> **Given instruction**
Render every entry exactly as it appears.
>> Begin
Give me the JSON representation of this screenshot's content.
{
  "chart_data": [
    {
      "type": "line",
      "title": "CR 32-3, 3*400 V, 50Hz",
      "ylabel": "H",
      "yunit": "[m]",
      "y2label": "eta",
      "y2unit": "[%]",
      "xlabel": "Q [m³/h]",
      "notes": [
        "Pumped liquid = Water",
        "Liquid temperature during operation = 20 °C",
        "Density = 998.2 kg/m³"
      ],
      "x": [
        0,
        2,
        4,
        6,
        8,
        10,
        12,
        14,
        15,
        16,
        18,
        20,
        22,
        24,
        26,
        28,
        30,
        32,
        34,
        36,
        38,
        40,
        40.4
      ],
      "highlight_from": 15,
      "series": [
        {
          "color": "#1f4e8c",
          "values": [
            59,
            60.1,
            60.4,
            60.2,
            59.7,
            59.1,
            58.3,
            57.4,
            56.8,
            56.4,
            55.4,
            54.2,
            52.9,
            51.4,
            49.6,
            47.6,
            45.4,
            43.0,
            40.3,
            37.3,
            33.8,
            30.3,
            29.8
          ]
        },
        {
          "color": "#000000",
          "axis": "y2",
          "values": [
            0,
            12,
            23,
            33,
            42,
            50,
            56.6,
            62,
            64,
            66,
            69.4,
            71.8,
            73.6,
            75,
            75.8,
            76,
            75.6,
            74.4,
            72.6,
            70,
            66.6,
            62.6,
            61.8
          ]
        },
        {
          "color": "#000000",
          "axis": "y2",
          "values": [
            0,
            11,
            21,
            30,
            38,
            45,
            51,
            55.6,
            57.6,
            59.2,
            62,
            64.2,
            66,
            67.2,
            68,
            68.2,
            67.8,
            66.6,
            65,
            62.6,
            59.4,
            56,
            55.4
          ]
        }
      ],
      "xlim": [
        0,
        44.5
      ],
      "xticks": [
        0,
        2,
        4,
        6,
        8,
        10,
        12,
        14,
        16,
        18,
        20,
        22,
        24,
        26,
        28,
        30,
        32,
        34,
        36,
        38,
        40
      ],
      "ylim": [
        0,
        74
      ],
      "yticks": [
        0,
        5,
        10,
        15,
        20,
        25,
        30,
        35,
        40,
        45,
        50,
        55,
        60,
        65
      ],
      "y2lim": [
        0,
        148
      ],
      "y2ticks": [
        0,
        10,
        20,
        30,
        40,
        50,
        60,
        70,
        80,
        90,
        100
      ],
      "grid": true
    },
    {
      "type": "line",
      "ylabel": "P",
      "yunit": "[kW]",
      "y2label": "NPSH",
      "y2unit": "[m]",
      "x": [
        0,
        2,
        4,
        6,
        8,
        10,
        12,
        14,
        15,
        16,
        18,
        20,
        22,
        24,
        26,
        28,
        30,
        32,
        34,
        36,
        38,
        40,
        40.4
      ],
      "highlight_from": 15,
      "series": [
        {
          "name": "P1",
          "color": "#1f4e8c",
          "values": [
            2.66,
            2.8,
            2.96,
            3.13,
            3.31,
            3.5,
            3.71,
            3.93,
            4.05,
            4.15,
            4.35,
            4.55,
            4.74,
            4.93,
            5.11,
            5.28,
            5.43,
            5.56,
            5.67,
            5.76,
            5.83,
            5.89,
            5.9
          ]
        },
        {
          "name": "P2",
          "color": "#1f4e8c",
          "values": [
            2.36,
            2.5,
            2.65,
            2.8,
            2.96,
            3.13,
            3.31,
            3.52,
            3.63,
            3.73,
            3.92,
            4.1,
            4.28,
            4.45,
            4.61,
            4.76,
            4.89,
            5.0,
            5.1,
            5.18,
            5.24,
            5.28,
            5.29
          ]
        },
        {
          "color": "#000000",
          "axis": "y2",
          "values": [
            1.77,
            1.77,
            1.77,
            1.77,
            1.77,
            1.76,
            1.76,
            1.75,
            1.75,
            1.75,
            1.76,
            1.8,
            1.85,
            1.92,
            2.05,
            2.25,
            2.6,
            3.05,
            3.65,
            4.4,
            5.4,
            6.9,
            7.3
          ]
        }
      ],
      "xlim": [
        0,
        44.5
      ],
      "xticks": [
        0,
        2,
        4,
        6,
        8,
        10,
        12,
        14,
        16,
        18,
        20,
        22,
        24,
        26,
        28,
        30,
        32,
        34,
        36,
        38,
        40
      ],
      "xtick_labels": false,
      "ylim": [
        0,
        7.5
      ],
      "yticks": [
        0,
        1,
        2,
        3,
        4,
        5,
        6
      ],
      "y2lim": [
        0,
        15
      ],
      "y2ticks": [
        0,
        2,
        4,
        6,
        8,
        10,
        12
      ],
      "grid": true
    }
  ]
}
>> End
> **Written response**
Give me the JSON representation of this screenshot's content.
{
  "chart_data": [
    {
      "type": "line",
      "title": "CR 32-3, 3*400 V, 50Hz",
      "ylabel": "H",
      "yunit": "[m]",
      "y2label": "eta",
      "y2unit": "[%]",
      "xlabel": "Q [m³/h]",
      "notes": [
        "Pumped liquid = Water",
        "Liquid temperature during operation = 20 °C",
        "Density = 998.2 kg/m³"
      ],
      "x": [
        0,
        2,
        4,
        6,
        8,
        10,
        12,
        14,
        15,
        16,
        18,
        20,
        22,
        24,
        26,
        28,
        30,
        32,
        34,
        36,
        38,
        40,
        40.4
      ],
      "highlight_from": 15,
      "series": [
        {
          "color": "#1f4e8c",
          "values": [
            59,
            60.1,
            60.4,
            60.2,
            59.7,
            59.1,
            58.3,
            57.4,
            56.8,
            56.4,
            55.4,
            54.2,
            52.9,
            51.4,
            49.6,
            47.6,
            45.4,
            43.0,
            40.3,
            37.3,
            33.8,
            30.3,
            29.8
          ]
        },
        {
          "color": "#000000",
          "axis": "y2",
          "values": [
            0,
            12,
            23,
            33,
            42,
            50,
            56.6,
            62,
            64,
            66,
            69.4,
            71.8,
            73.6,
            75,
            75.8,
            76,
            75.6,
            74.4,
            72.6,
            70,
            66.6,
            62.6,
            61.8
          ]
        },
        {
          "color": "#000000",
          "axis": "y2",
          "values": [
            0,
            11,
            21,
            30,
            38,
            45,
            51,
            55.6,
            57.6,
            59.2,
            62,
            64.2,
            66,
            67.2,
            68,
            68.2,
            67.8,
            66.6,
            65,
            62.6,
            59.4,
            56,
            55.4
          ]
        }
      ],
      "xlim": [
        0,
        44.5
      ],
      "xticks": [
        0,
        2,
        4,
        6,
        8,
        10,
        12,
        14,
        16,
        18,
        20,
        22,
        24,
        26,
        28,
        30,
        32,
        34,
        36,
        38,
        40
      ],
      "ylim": [
        0,
        74
      ],
      "yticks": [
        0,
        5,
        10,
        15,
        20,
        25,
        30,
        35,
        40,
        45,
        50,
        55,
        60,
        65
      ],
      "y2lim": [
        0,
        148
      ],
      "y2ticks": [
        0,
        10,
        20,
        30,
        40,
        50,
        60,
        70,
        80,
        90,
        100
      ],
      "grid": true
    },
    {
      "type": "line",
      "ylabel": "P",
      "yunit": "[kW]",
      "y2label": "NPSH",
      "y2unit": "[m]",
      "x": [
        0,
        2,
        4,
        6,
        8,
        10,
        12,
        14,
        15,
        16,
        18,
        20,
        22,
        24,
        26,
        28,
        30,
        32,
        34,
        36,
        38,
        40,
        40.4
      ],
      "highlight_from": 15,
      "series": [
        {
          "name": "P1",
          "color": "#1f4e8c",
          "values": [
            2.66,
            2.8,
            2.96,
            3.13,
            3.31,
            3.5,
            3.71,
            3.93,
            4.05,
            4.15,
            4.35,
            4.55,
            4.74,
            4.93,
            5.11,
            5.28,
            5.43,
            5.56,
            5.67,
            5.76,
            5.83,
            5.89,
            5.9
          ]
        },
        {
          "name": "P2",
          "color": "#1f4e8c",
          "values": [
            2.36,
            2.5,
            2.65,
            2.8,
            2.96,
            3.13,
            3.31,
            3.52,
            3.63,
            3.73,
            3.92,
            4.1,
            4.28,
            4.45,
            4.61,
            4.76,
            4.89,
            5.0,
            5.1,
            5.18,
            5.24,
            5.28,
            5.29
          ]
        },
        {
          "color": "#000000",
          "axis": "y2",
          "values": [
            1.77,
            1.77,
            1.77,
            1.77,
            1.77,
            1.76,
            1.76,
            1.75,
            1.75,
            1.75,
            1.76,
            1.8,
            1.85,
            1.92,
            2.05,
            2.25,
            2.6,
            3.05,
            3.65,
            4.4,
            5.4,
            6.9,
            7.3
          ]
        }
      ],
      "xlim": [
        0,
        44.5
      ],
      "xticks": [
        0,
        2,
        4,
        6,
        8,
        10,
        12,
        14,
        16,
        18,
        20,
        22,
        24,
        26,
        28,
        30,
        32,
        34,
        36,
        38,
        40
      ],
      "xtick_labels": false,
      "ylim": [
        0,
        7.5
      ],
      "yticks": [
        0,
        1,
        2,
        3,
        4,
        5,
        6
      ],
      "y2lim": [
        0,
        15
      ],
      "y2ticks": [
        0,
        2,
        4,
        6,
        8,
        10,
        12
      ],
      "grid": true
    }
  ]
}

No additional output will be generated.